Start of Source data

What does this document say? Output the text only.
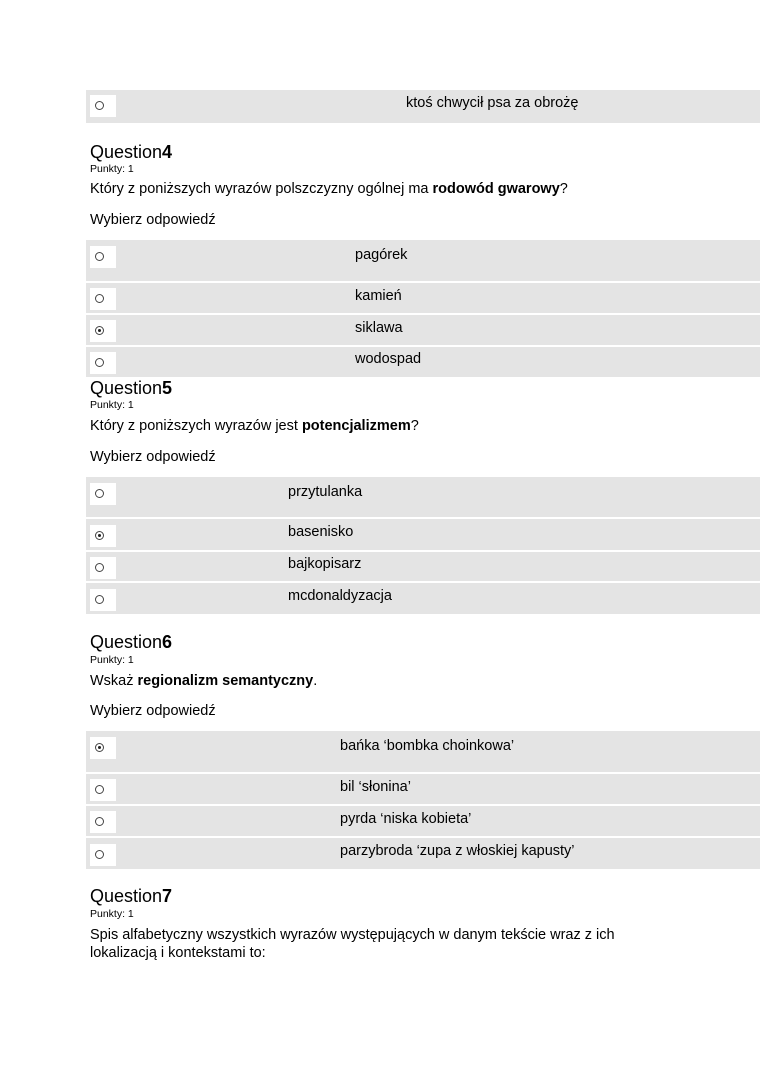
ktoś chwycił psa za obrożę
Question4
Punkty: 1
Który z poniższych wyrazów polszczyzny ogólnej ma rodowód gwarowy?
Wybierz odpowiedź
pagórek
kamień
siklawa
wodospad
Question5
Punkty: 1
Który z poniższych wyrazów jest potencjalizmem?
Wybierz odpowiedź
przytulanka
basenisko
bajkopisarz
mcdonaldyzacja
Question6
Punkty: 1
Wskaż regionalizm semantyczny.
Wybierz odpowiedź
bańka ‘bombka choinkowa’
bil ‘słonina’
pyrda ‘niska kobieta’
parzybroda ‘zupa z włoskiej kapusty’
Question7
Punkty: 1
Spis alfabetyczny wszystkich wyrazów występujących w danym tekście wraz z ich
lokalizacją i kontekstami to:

End of Source data
Start of Source data

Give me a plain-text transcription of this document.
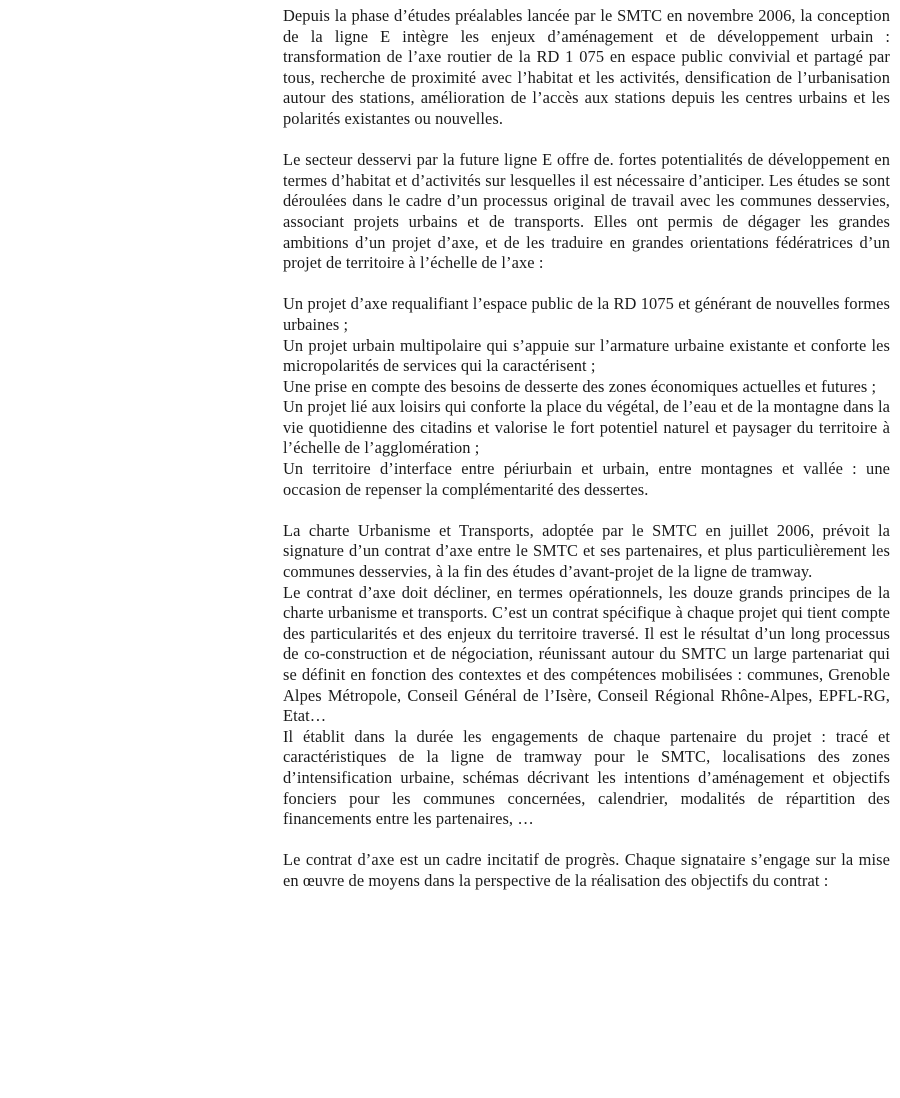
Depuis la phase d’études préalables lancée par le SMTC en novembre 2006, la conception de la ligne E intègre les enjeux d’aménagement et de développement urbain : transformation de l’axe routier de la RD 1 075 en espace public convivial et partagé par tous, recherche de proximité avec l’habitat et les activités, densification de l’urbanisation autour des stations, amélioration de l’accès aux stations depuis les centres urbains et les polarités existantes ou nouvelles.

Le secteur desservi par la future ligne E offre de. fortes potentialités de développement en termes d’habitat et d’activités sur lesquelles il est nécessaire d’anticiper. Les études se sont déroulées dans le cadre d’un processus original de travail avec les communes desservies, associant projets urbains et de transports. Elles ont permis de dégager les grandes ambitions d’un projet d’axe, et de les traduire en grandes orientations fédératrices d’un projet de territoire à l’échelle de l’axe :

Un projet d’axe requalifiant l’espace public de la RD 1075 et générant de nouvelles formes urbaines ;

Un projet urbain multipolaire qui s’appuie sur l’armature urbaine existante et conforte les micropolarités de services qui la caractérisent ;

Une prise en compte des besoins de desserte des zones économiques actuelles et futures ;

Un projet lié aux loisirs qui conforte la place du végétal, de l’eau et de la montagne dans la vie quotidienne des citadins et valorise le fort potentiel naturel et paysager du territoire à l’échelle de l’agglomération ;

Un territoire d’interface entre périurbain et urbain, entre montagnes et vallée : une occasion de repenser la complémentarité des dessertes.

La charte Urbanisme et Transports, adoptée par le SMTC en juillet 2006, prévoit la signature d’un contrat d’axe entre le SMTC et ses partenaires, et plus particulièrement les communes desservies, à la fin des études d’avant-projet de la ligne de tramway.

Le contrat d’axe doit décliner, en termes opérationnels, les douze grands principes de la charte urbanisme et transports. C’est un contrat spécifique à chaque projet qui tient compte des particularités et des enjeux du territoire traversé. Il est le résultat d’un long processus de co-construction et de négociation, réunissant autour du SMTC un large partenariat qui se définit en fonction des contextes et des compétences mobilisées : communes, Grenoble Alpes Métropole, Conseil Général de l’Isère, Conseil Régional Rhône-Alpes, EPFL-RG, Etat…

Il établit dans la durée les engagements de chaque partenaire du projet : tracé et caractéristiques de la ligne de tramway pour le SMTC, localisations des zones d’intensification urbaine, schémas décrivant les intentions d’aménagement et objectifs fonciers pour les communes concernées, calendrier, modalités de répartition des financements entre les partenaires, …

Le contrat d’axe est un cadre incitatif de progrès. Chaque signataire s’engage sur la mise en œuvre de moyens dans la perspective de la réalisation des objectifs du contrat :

End of Source data

- _What you will do_: Pick out every line above that holds the word "espace" and copy it.

- _Result_:
Depuis la phase d’études préalables lancée par le SMTC en novembre 2006, la conception de la ligne E intègre les enjeux d’aménagement et de développement urbain : transformation de l’axe routier de la RD 1 075 en espace public convivial et partagé par tous, recherche de proximité avec l’habitat et les activités, densification de l’urbanisation autour des stations, amélioration de l’accès aux stations depuis les centres urbains et les polarités existantes ou nouvelles.
Un projet d’axe requalifiant l’espace public de la RD 1075 et générant de nouvelles formes urbaines ;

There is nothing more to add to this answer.